PROVIDED INFORMATION:
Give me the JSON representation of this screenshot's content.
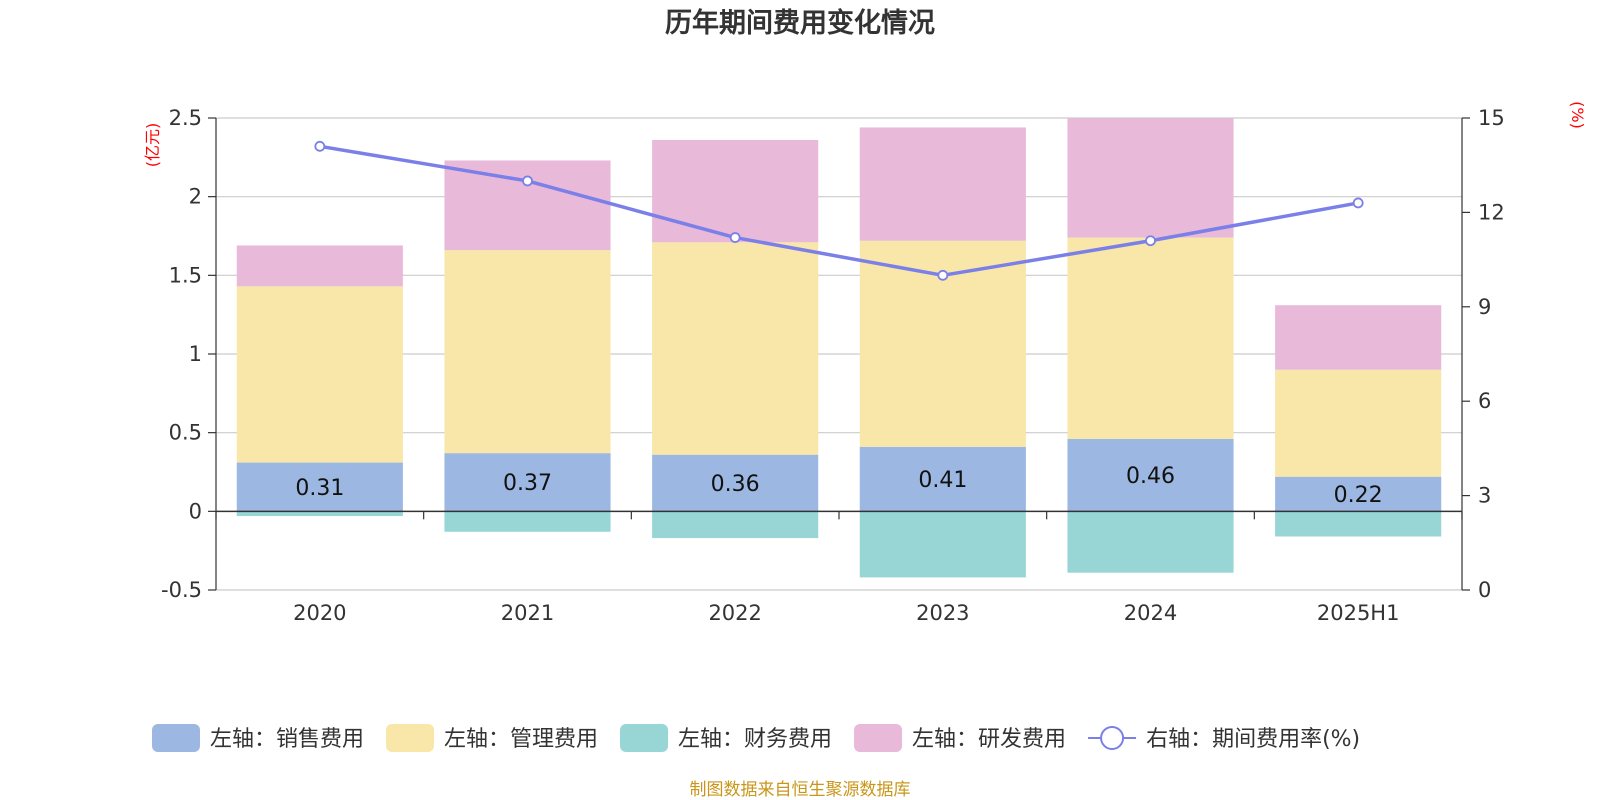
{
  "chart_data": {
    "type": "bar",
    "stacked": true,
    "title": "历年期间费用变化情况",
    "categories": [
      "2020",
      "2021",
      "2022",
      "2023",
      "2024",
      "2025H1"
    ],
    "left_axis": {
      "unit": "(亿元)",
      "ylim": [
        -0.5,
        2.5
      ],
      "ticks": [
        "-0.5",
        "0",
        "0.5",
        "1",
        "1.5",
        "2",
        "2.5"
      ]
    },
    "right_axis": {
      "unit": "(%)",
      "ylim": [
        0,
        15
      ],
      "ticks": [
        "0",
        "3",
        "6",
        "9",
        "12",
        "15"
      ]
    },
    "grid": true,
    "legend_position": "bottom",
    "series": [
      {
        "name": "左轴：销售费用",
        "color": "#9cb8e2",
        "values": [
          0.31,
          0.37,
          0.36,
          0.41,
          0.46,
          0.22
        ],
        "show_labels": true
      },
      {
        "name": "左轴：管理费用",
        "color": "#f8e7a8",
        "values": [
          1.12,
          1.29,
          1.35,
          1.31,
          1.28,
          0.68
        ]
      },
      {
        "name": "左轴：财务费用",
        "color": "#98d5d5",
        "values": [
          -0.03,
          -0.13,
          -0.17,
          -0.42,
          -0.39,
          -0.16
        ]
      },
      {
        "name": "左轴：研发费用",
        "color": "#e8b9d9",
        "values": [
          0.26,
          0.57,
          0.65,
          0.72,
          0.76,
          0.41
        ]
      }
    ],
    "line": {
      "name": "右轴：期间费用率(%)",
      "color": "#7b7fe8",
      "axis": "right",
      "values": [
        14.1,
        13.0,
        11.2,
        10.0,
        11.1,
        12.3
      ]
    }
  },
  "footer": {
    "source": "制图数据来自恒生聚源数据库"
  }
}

WHAT TO PRODUCE: Check each line of the data above for the word "name" and say how many lines have it. Give the number alone.

WRITTEN ANSWER: 5